Scan the material below for lines with the word "شاذان" and report how many there are, with nothing added.
══ Records shown ══
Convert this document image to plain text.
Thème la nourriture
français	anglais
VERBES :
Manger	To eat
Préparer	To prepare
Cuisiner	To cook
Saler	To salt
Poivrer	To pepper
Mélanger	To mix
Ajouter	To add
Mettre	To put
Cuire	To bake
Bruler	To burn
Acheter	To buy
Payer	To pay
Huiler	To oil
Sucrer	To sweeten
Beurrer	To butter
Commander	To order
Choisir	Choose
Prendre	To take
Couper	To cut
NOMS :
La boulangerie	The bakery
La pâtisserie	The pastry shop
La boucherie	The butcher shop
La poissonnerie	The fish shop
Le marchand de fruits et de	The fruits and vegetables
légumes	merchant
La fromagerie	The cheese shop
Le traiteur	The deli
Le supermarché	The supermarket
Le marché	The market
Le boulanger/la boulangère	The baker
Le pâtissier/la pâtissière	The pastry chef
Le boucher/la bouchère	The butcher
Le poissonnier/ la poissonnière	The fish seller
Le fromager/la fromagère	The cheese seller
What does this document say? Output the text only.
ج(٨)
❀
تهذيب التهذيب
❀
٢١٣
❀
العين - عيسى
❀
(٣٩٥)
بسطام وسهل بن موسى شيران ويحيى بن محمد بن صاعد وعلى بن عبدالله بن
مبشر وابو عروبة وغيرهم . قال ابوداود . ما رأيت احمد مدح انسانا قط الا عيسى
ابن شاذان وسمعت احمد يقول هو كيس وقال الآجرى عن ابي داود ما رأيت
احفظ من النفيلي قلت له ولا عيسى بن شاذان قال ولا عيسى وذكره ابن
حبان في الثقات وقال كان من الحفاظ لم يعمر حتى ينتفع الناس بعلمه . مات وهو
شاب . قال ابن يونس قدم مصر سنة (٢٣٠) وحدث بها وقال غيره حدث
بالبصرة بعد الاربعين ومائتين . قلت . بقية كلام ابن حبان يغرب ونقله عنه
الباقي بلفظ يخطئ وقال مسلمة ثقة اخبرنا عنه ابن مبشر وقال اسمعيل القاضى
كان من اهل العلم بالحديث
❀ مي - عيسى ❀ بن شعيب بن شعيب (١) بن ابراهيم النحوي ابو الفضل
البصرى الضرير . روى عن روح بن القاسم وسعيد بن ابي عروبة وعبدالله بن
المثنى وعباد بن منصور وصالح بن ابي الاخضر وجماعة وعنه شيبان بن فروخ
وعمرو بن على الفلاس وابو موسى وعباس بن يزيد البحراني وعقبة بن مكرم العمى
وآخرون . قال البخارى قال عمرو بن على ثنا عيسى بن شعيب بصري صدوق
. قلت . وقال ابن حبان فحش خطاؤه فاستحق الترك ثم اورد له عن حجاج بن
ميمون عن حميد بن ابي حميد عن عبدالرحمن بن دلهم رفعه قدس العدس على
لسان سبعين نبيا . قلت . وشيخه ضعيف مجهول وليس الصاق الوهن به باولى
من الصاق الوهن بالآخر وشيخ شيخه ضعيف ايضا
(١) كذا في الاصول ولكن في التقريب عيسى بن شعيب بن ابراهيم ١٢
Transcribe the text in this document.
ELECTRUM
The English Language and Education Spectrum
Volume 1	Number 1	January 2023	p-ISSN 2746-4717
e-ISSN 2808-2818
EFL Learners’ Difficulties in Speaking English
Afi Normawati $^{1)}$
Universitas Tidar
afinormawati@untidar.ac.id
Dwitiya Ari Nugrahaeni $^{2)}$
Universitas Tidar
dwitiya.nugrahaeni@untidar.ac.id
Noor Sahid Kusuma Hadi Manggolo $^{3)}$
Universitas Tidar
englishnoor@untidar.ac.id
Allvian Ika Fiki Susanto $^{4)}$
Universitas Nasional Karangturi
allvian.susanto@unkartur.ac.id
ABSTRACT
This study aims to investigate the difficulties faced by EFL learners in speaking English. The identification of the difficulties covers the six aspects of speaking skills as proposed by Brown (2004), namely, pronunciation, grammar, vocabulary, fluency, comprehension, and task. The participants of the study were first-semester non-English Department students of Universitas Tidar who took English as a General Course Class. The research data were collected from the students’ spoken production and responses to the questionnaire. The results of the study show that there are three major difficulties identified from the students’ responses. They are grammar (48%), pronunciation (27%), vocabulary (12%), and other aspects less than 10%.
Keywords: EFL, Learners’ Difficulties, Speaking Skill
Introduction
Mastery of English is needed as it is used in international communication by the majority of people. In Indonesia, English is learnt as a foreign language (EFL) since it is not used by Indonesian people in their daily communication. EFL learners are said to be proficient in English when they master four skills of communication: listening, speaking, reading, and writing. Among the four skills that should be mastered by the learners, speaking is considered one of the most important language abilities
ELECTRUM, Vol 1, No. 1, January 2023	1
═══
# Solution:
2